:: What needs to be done ::
State the number of lines in these records holding "from". Say nothing more.

━━━━

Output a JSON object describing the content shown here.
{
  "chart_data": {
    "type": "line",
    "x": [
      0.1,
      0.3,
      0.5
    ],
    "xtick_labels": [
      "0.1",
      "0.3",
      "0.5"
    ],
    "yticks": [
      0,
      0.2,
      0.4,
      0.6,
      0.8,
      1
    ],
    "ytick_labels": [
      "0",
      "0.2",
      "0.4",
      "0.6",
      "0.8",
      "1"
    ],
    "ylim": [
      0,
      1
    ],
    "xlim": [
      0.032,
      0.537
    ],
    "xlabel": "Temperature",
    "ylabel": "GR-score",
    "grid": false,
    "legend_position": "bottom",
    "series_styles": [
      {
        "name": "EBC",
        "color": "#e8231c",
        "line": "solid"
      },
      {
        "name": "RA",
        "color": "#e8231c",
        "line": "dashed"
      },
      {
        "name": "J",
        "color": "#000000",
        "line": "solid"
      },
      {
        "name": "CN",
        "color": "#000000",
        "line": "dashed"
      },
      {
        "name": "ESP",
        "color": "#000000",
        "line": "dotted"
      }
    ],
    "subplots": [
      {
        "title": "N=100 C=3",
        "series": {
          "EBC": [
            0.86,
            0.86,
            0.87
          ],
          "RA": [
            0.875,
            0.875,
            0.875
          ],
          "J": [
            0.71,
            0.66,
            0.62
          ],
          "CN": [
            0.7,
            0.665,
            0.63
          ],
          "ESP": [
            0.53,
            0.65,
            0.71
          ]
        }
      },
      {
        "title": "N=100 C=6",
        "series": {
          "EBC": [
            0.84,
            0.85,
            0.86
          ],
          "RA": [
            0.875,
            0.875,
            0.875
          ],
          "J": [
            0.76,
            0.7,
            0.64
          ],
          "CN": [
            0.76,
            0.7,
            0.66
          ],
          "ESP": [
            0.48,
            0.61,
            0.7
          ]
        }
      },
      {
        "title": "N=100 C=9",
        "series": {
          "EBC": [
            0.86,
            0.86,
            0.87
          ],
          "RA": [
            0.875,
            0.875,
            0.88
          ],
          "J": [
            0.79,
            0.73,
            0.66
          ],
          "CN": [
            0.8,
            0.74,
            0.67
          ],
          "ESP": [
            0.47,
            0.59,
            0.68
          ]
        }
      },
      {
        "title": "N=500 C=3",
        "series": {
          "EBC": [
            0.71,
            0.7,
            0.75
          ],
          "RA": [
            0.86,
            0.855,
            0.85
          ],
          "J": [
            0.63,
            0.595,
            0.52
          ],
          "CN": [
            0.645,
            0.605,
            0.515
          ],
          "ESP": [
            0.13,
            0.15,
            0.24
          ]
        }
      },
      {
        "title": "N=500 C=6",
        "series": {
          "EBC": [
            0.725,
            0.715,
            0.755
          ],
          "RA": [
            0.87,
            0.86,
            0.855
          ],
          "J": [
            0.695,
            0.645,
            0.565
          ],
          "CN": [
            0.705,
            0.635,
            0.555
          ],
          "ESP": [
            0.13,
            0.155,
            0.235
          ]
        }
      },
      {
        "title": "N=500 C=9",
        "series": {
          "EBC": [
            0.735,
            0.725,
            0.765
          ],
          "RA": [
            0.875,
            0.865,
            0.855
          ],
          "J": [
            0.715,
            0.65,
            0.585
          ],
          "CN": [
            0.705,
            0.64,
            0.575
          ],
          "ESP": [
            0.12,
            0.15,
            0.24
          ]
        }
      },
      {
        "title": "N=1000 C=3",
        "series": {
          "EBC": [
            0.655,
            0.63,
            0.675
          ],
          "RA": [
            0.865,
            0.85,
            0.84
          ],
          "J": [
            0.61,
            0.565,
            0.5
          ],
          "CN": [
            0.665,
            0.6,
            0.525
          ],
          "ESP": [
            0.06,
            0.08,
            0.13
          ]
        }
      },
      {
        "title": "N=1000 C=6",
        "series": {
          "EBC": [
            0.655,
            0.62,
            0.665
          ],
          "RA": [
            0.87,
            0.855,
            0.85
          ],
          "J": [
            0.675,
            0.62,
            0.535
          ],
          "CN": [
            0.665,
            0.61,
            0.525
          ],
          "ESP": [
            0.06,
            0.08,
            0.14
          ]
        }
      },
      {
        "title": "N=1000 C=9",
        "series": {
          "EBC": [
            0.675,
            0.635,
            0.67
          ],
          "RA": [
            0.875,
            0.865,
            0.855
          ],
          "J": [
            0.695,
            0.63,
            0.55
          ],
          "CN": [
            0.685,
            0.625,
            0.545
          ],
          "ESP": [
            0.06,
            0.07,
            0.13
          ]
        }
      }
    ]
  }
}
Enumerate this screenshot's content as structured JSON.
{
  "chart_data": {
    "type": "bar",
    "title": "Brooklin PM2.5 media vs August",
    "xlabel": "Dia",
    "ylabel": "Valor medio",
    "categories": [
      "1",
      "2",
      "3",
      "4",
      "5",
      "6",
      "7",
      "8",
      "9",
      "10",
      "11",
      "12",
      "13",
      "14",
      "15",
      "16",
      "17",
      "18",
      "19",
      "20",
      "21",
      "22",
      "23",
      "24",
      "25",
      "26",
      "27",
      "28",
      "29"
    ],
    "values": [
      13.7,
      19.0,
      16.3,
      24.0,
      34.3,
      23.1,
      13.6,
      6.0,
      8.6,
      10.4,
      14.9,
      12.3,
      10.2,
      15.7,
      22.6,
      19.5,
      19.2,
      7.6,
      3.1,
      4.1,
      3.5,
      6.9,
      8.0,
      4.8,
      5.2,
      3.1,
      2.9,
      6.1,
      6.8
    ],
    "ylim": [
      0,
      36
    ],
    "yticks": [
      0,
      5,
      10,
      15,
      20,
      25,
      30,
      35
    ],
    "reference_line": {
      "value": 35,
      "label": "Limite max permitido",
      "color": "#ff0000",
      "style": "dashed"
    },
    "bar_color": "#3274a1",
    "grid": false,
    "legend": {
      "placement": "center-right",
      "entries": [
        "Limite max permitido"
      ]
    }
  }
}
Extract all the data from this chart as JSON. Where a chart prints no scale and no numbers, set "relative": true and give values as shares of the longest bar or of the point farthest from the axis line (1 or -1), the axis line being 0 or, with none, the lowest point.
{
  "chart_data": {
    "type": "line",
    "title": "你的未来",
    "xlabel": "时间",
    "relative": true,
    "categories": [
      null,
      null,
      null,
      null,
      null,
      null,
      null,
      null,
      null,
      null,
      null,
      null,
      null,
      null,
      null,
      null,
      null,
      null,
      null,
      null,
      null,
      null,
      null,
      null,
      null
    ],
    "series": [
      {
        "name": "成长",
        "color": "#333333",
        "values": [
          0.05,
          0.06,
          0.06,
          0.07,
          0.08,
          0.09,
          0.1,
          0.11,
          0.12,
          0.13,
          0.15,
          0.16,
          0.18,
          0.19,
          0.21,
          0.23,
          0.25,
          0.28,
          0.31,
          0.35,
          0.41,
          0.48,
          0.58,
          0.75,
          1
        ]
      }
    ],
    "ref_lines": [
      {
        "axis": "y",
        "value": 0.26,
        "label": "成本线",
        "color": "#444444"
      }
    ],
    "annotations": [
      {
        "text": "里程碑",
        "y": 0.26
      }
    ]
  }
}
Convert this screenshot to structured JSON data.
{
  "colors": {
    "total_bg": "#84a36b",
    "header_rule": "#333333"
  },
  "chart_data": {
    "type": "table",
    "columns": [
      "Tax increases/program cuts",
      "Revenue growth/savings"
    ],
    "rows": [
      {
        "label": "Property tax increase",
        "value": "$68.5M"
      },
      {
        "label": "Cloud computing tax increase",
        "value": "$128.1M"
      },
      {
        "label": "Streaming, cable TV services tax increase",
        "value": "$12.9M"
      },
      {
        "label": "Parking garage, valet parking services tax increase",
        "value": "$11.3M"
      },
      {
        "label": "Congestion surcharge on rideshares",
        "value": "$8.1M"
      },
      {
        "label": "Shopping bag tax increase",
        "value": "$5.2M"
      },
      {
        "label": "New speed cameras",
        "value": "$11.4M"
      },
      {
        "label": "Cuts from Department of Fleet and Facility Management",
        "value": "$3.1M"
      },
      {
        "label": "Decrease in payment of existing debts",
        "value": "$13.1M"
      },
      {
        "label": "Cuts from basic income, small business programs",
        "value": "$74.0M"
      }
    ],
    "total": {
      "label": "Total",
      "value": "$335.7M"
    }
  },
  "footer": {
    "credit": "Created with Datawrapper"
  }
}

━━━━

:: Task response ::
3